Task input:
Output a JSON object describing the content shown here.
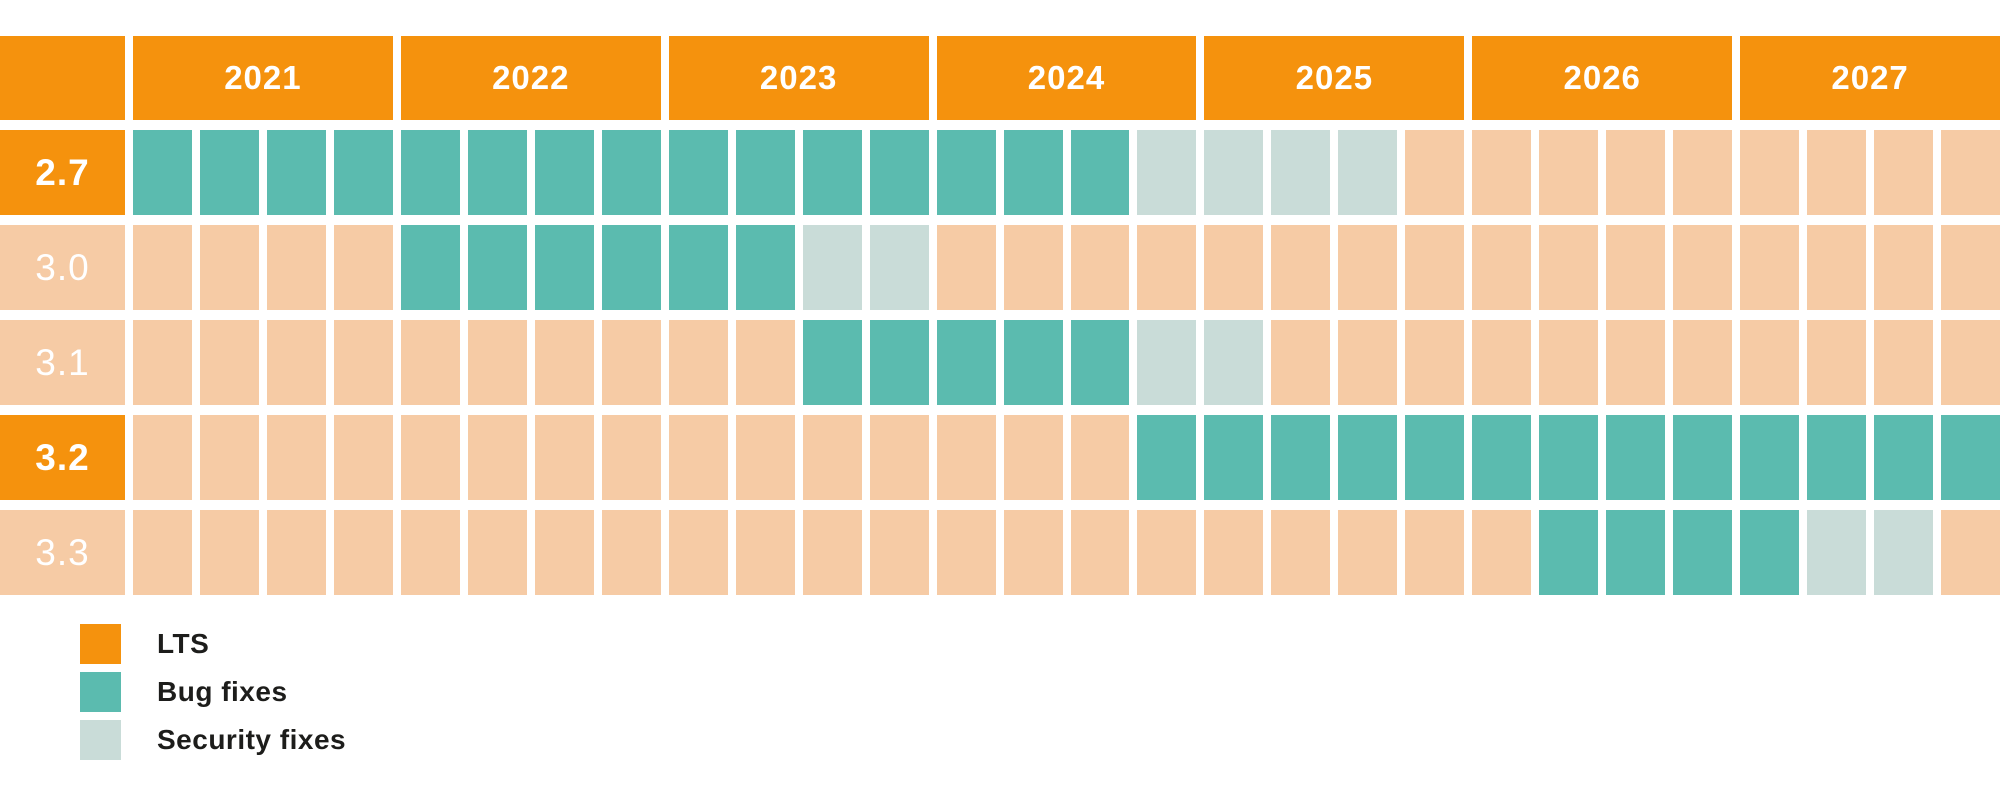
{
  "colors": {
    "lts_orange": "#F5920D",
    "bug_fixes_teal": "#5BBBAF",
    "security_fixes_light_teal": "#C9DCD8",
    "no_support_peach": "#F6CBA5",
    "legend_text": "#1D1D1B",
    "cell_label_text": "#FFFFFF",
    "background": "#FFFFFF"
  },
  "legend": {
    "items": [
      {
        "id": "lts",
        "label": "LTS"
      },
      {
        "id": "bug-fixes",
        "label": "Bug fixes"
      },
      {
        "id": "security-fixes",
        "label": "Security fixes"
      }
    ]
  },
  "chart_data": {
    "type": "heatmap",
    "description": "Version support timeline grid; one column per quarter, one row per version",
    "x_axis": {
      "years": [
        "2021",
        "2022",
        "2023",
        "2024",
        "2025",
        "2026",
        "2027"
      ],
      "quarters_per_year": 4,
      "total_columns": 28
    },
    "cell_states": {
      "B": "Bug fixes",
      "S": "Security fixes",
      "N": "No support"
    },
    "rows": [
      {
        "label": "2.7",
        "lts": true,
        "bug_fixes_range": "2021Q1-2024Q3",
        "security_fixes_range": "2024Q4-2025Q3",
        "cells": [
          "B",
          "B",
          "B",
          "B",
          "B",
          "B",
          "B",
          "B",
          "B",
          "B",
          "B",
          "B",
          "B",
          "B",
          "B",
          "S",
          "S",
          "S",
          "S",
          "N",
          "N",
          "N",
          "N",
          "N",
          "N",
          "N",
          "N",
          "N"
        ]
      },
      {
        "label": "3.0",
        "lts": false,
        "bug_fixes_range": "2022Q1-2023Q2",
        "security_fixes_range": "2023Q3-2023Q4",
        "cells": [
          "N",
          "N",
          "N",
          "N",
          "B",
          "B",
          "B",
          "B",
          "B",
          "B",
          "S",
          "S",
          "N",
          "N",
          "N",
          "N",
          "N",
          "N",
          "N",
          "N",
          "N",
          "N",
          "N",
          "N",
          "N",
          "N",
          "N",
          "N"
        ]
      },
      {
        "label": "3.1",
        "lts": false,
        "bug_fixes_range": "2023Q3-2024Q3",
        "security_fixes_range": "2024Q4-2025Q1",
        "cells": [
          "N",
          "N",
          "N",
          "N",
          "N",
          "N",
          "N",
          "N",
          "N",
          "N",
          "B",
          "B",
          "B",
          "B",
          "B",
          "S",
          "S",
          "N",
          "N",
          "N",
          "N",
          "N",
          "N",
          "N",
          "N",
          "N",
          "N",
          "N"
        ]
      },
      {
        "label": "3.2",
        "lts": true,
        "bug_fixes_range": "2024Q4-2027Q4",
        "security_fixes_range": "",
        "cells": [
          "N",
          "N",
          "N",
          "N",
          "N",
          "N",
          "N",
          "N",
          "N",
          "N",
          "N",
          "N",
          "N",
          "N",
          "N",
          "B",
          "B",
          "B",
          "B",
          "B",
          "B",
          "B",
          "B",
          "B",
          "B",
          "B",
          "B",
          "B"
        ]
      },
      {
        "label": "3.3",
        "lts": false,
        "bug_fixes_range": "2026Q2-2027Q1",
        "security_fixes_range": "2027Q2-2027Q3",
        "cells": [
          "N",
          "N",
          "N",
          "N",
          "N",
          "N",
          "N",
          "N",
          "N",
          "N",
          "N",
          "N",
          "N",
          "N",
          "N",
          "N",
          "N",
          "N",
          "N",
          "N",
          "N",
          "B",
          "B",
          "B",
          "B",
          "S",
          "S",
          "N"
        ]
      }
    ]
  }
}
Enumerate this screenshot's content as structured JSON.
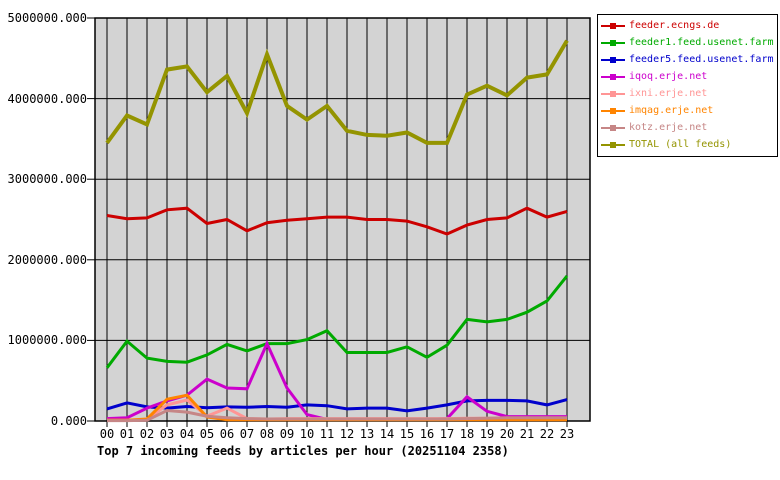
{
  "title": "Top 7 incoming feeds by articles per hour (20251104 2358)",
  "chart_data": {
    "type": "line",
    "title": "Top 7 incoming feeds by articles per hour (20251104 2358)",
    "xlabel": "",
    "ylabel": "",
    "ylim": [
      0,
      5000000
    ],
    "grid": true,
    "plot_background": "#d3d3d3",
    "legend_position": "outside-top-right",
    "x": [
      "00",
      "01",
      "02",
      "03",
      "04",
      "05",
      "06",
      "07",
      "08",
      "09",
      "10",
      "11",
      "12",
      "13",
      "14",
      "15",
      "16",
      "17",
      "18",
      "19",
      "20",
      "21",
      "22",
      "23"
    ],
    "y_ticks": [
      {
        "label": "5000000.000",
        "value": 5000000
      },
      {
        "label": "4000000.000",
        "value": 4000000
      },
      {
        "label": "3000000.000",
        "value": 3000000
      },
      {
        "label": "2000000.000",
        "value": 2000000
      },
      {
        "label": "1000000.000",
        "value": 1000000
      },
      {
        "label": "0.000",
        "value": 0
      }
    ],
    "series": [
      {
        "name": "feeder.ecngs.de",
        "color": "#cc0000",
        "width": 3,
        "values": [
          2550000,
          2510000,
          2520000,
          2620000,
          2640000,
          2450000,
          2500000,
          2360000,
          2460000,
          2490000,
          2510000,
          2530000,
          2530000,
          2500000,
          2500000,
          2480000,
          2410000,
          2320000,
          2430000,
          2500000,
          2520000,
          2640000,
          2530000,
          2600000
        ]
      },
      {
        "name": "feeder1.feed.usenet.farm",
        "color": "#00aa00",
        "width": 3,
        "values": [
          660000,
          990000,
          780000,
          740000,
          730000,
          820000,
          950000,
          870000,
          960000,
          960000,
          1010000,
          1120000,
          850000,
          850000,
          850000,
          920000,
          790000,
          940000,
          1260000,
          1230000,
          1260000,
          1350000,
          1490000,
          1800000
        ]
      },
      {
        "name": "feeder5.feed.usenet.farm",
        "color": "#0000cc",
        "width": 3,
        "values": [
          150000,
          225000,
          175000,
          160000,
          180000,
          165000,
          175000,
          170000,
          180000,
          170000,
          200000,
          190000,
          150000,
          160000,
          160000,
          125000,
          160000,
          200000,
          250000,
          255000,
          255000,
          250000,
          200000,
          265000
        ]
      },
      {
        "name": "iqoq.erje.net",
        "color": "#cc00cc",
        "width": 3,
        "values": [
          30000,
          40000,
          160000,
          250000,
          320000,
          520000,
          410000,
          400000,
          960000,
          410000,
          80000,
          20000,
          20000,
          25000,
          20000,
          20000,
          20000,
          30000,
          300000,
          120000,
          55000,
          55000,
          55000,
          55000
        ]
      },
      {
        "name": "ixni.erje.net",
        "color": "#ff9595",
        "width": 3,
        "values": [
          10000,
          10000,
          20000,
          200000,
          260000,
          60000,
          160000,
          30000,
          25000,
          30000,
          30000,
          30000,
          30000,
          30000,
          30000,
          30000,
          30000,
          30000,
          35000,
          35000,
          35000,
          35000,
          35000,
          30000
        ]
      },
      {
        "name": "imqag.erje.net",
        "color": "#ff8400",
        "width": 3,
        "values": [
          10000,
          10000,
          25000,
          270000,
          320000,
          50000,
          15000,
          15000,
          15000,
          15000,
          15000,
          15000,
          15000,
          15000,
          15000,
          15000,
          15000,
          15000,
          15000,
          15000,
          15000,
          15000,
          15000,
          15000
        ]
      },
      {
        "name": "kotz.erje.net",
        "color": "#c68686",
        "width": 3,
        "values": [
          5000,
          5000,
          10000,
          130000,
          110000,
          60000,
          40000,
          30000,
          25000,
          25000,
          25000,
          25000,
          25000,
          25000,
          25000,
          25000,
          25000,
          25000,
          30000,
          35000,
          40000,
          40000,
          40000,
          40000
        ]
      },
      {
        "name": "TOTAL (all feeds)",
        "color": "#949400",
        "width": 4,
        "values": [
          3450000,
          3790000,
          3680000,
          4360000,
          4400000,
          4080000,
          4280000,
          3820000,
          4550000,
          3910000,
          3740000,
          3910000,
          3600000,
          3550000,
          3540000,
          3580000,
          3450000,
          3450000,
          4050000,
          4160000,
          4040000,
          4260000,
          4300000,
          4720000
        ]
      }
    ]
  }
}
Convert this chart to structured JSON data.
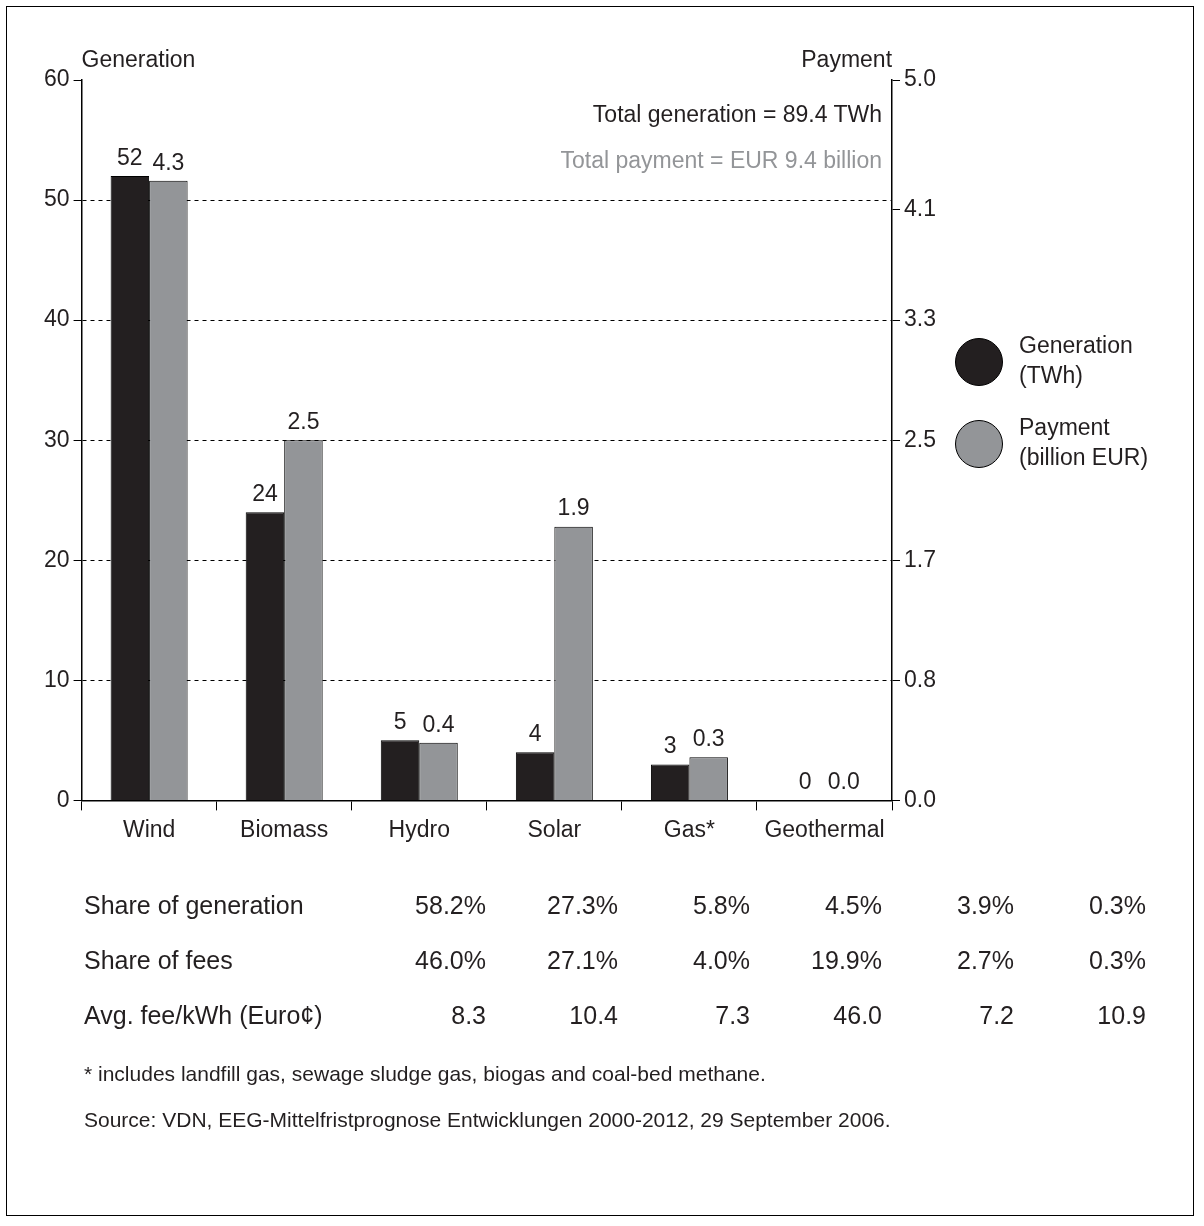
{
  "chart_data": {
    "type": "bar",
    "ylabel": "Generation",
    "y2label": "Payment",
    "categories": [
      "Wind",
      "Biomass",
      "Hydro",
      "Solar",
      "Gas*",
      "Geothermal"
    ],
    "series": [
      {
        "name": "Generation (TWh)",
        "color": "#231f20",
        "values": [
          52,
          24,
          5,
          4,
          3,
          0
        ],
        "value_labels": [
          "52",
          "24",
          "5",
          "4",
          "3",
          "0"
        ]
      },
      {
        "name": "Payment (billion EUR)",
        "color": "#939598",
        "axis": "y2",
        "values": [
          4.3,
          2.5,
          0.4,
          1.9,
          0.3,
          0.0
        ],
        "value_labels": [
          "4.3",
          "2.5",
          "0.4",
          "1.9",
          "0.3",
          "0.0"
        ]
      }
    ],
    "ylim": [
      0,
      60
    ],
    "yticks": [
      0,
      10,
      20,
      30,
      40,
      50,
      60
    ],
    "y2lim": [
      0,
      5
    ],
    "y2ticks": [
      {
        "value": 0,
        "label": "0.0"
      },
      {
        "value": 0.8333,
        "label": "0.8"
      },
      {
        "value": 1.6667,
        "label": "1.7"
      },
      {
        "value": 2.5,
        "label": "2.5"
      },
      {
        "value": 3.3333,
        "label": "3.3"
      },
      {
        "value": 4.1,
        "label": "4.1"
      },
      {
        "value": 5,
        "label": "5.0"
      }
    ],
    "grid": "y",
    "legend": "right",
    "annotations": [
      "Total generation = 89.4 TWh",
      "Total payment = EUR 9.4 billion",
      "Share of generation",
      "58.2%",
      "27.3%",
      "5.8%",
      "4.5%",
      "3.9%",
      "0.3%",
      "Share of fees",
      "46.0%",
      "27.1%",
      "4.0%",
      "19.9%",
      "2.7%",
      "0.3%",
      "Avg. fee/kWh (Euro¢)",
      "8.3",
      "10.4",
      "7.3",
      "46.0",
      "7.2",
      "10.9",
      "* includes landfill gas, sewage sludge gas, biogas and coal-bed methane.",
      "Source: VDN, EEG-Mittelfristprognose Entwicklungen 2000-2012, 29 September 2006."
    ]
  }
}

Exercise requirements:
Work out how many lines of the data above contain the string "content" and give the number alone.

Response:
2